■ やること
下にある推し活についての文章で、推し活の消費目的として挙げられているものを、本文で示されている割合の高い順にすべて書き出してください。

■ 本文の抜粋
:::

そうしたコト消費を構成する要素の1つが推し活です。日本生産性本部が公表したレジャー白書2024によれば、2023年の余暇(レジャー)市場は前年比13.4%増の71兆2140億円となり、新型コロナウイルス禍の前である2019年の98.5%まで回復しました。
また、博報堂DYホールディングス傘下企業が推し活による経済活動の実態をまとめた「オシノミクスレポート」によると、全国で「推し」がいると自認している人の割合は34.6%に上りました(n=1,380。10〜69歳男女)。3人に1人は推し活をしている計算です。また、アニメや同人誌、ゲーム、プラモデル、プロレス、コスプレなど広義の「オタク市場」は、2023年度予測で約8000億円超の規模になるという推計もあります(矢野経済研究所)。
前記オシノミクスレポートには、推し活の消費目的に関する調査結果も盛り込まれています(下グラフ)。
それによると、消費目的で最も割合が高かったのは「応援するため」というもので、約55%が回答しました。次いで「感謝を示すため」「身近に感じるため」「もっと深く知るため」と続きます。
同レポートは、次のように分析しています。
「推し活」は、推しへの愛情表現にとどまらず「自分をいきいきさせるためのもの」へと進化しています。
https://www.hakuhodo.co.jp/humanomics-studio/assets/pdf/OSHINOMICS_Report.pdf
(中略)
一見利他的な行動にも見える推し活ですが、実はめぐりめぐって自分のためになると、自分でも理解しているようです。だからこそ、推し活にはポジティブに、積極的にお金を使いたくなるという心理がはたらいているのではないでしょうか。
推し活消費とは、「推し」への消費を介した自己投資であると言えそうです。
これを小売観点で紐といていく場合、推しを「ブランドの世界観」や「実店舗の体験価値」に置換して解釈することが可能なのではないでしょうか。顧客が消費を介した自己投資をしたいと考えるようなブランド育成と店舗づくりがますます求められるといえます。

:::

抽出した記録:
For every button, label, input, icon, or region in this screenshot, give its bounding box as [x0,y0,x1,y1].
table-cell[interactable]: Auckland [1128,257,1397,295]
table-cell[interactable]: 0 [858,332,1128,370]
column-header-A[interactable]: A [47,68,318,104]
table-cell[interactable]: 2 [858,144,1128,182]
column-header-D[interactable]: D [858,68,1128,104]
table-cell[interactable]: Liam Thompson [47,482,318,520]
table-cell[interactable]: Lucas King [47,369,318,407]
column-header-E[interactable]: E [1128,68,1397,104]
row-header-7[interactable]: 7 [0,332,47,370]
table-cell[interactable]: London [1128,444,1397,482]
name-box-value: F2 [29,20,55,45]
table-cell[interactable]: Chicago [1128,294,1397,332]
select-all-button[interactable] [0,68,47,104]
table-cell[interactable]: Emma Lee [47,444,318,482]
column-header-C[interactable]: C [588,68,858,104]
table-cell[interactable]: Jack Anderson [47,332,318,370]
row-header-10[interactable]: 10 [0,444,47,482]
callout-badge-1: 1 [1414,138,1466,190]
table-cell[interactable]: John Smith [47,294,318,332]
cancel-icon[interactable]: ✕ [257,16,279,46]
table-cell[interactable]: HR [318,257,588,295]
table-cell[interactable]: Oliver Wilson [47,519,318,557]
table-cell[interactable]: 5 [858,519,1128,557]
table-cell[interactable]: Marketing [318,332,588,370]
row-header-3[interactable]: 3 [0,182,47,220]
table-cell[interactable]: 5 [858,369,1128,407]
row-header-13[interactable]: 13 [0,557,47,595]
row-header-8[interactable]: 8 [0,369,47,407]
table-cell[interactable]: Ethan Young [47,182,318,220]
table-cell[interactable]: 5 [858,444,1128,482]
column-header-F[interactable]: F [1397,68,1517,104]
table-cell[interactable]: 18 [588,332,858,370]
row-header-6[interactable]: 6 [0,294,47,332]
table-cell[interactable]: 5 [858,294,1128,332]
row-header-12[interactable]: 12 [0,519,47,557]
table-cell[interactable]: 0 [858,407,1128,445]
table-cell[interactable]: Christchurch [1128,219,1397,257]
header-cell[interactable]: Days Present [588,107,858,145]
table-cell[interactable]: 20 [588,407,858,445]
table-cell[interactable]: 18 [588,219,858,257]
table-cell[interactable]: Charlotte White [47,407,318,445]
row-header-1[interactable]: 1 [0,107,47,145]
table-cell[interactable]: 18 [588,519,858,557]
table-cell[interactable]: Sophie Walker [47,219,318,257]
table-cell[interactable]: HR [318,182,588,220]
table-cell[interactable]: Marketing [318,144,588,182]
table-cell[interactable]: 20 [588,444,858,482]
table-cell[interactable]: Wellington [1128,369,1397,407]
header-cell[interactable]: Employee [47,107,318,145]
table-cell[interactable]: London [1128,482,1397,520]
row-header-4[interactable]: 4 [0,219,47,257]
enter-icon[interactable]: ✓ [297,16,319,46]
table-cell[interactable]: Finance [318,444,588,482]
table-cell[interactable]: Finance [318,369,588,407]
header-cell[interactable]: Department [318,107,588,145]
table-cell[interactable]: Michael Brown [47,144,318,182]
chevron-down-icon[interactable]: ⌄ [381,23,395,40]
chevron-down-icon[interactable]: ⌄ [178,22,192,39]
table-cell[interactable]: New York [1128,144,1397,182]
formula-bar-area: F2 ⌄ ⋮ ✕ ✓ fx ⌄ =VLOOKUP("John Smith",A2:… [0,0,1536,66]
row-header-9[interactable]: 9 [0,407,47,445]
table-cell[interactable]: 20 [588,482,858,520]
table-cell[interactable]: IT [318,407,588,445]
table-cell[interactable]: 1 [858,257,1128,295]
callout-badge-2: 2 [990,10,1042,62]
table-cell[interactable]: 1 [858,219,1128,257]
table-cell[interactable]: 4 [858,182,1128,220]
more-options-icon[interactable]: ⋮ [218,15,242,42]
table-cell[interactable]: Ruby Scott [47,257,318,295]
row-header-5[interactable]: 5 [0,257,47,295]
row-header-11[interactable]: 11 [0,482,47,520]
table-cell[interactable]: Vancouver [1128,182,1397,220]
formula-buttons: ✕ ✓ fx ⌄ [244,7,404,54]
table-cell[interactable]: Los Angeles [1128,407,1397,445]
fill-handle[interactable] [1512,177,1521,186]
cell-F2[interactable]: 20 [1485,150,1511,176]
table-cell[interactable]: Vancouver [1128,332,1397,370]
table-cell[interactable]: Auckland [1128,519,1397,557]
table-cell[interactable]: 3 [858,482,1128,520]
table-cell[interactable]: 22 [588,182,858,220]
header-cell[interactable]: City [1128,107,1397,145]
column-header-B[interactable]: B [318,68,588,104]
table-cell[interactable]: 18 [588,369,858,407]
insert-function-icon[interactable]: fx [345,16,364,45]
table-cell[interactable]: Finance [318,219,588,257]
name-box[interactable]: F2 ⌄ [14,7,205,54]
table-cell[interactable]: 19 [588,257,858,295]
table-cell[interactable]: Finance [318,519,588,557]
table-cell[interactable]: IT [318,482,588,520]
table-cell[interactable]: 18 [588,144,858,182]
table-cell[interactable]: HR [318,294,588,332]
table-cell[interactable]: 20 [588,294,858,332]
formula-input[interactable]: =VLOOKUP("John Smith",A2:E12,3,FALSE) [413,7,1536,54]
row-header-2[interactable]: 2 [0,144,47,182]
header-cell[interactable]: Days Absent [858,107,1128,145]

:::

■ 回答
1. 応援するため
2. 感謝を示すため
3. 身近に感じるため
4. もっと深く知るため